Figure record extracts

>>>

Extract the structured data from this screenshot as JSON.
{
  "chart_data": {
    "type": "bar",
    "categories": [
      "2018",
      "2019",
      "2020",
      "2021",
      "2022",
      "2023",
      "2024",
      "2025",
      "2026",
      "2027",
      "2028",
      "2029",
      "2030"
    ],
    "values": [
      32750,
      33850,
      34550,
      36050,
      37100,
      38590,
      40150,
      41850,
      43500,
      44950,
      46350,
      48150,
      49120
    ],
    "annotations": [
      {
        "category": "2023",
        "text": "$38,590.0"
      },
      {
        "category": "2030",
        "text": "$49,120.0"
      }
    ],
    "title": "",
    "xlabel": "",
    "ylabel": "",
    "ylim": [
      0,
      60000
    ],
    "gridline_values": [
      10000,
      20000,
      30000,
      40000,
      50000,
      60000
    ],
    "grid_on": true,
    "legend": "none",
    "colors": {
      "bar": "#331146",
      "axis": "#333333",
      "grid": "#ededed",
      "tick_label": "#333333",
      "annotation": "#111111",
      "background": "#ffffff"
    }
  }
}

<<<

Brief
Return the material exactly as it stands.

Exercise output
Extract the structured data from this screenshot as JSON.
{
  "chart_data": {
    "type": "bar",
    "categories": [
      "2018",
      "2019",
      "2020",
      "2021",
      "2022",
      "2023",
      "2024",
      "2025",
      "2026",
      "2027",
      "2028",
      "2029",
      "2030"
    ],
    "values": [
      32750,
      33850,
      34550,
      36050,
      37100,
      38590,
      40150,
      41850,
      43500,
      44950,
      46350,
      48150,
      49120
    ],
    "annotations": [
      {
        "category": "2023",
        "text": "$38,590.0"
      },
      {
        "category": "2030",
        "text": "$49,120.0"
      }
    ],
    "title": "",
    "xlabel": "",
    "ylabel": "",
    "ylim": [
      0,
      60000
    ],
    "gridline_values": [
      10000,
      20000,
      30000,
      40000,
      50000,
      60000
    ],
    "grid_on": true,
    "legend": "none",
    "colors": {
      "bar": "#331146",
      "axis": "#333333",
      "grid": "#ededed",
      "tick_label": "#333333",
      "annotation": "#111111",
      "background": "#ffffff"
    }
  }
}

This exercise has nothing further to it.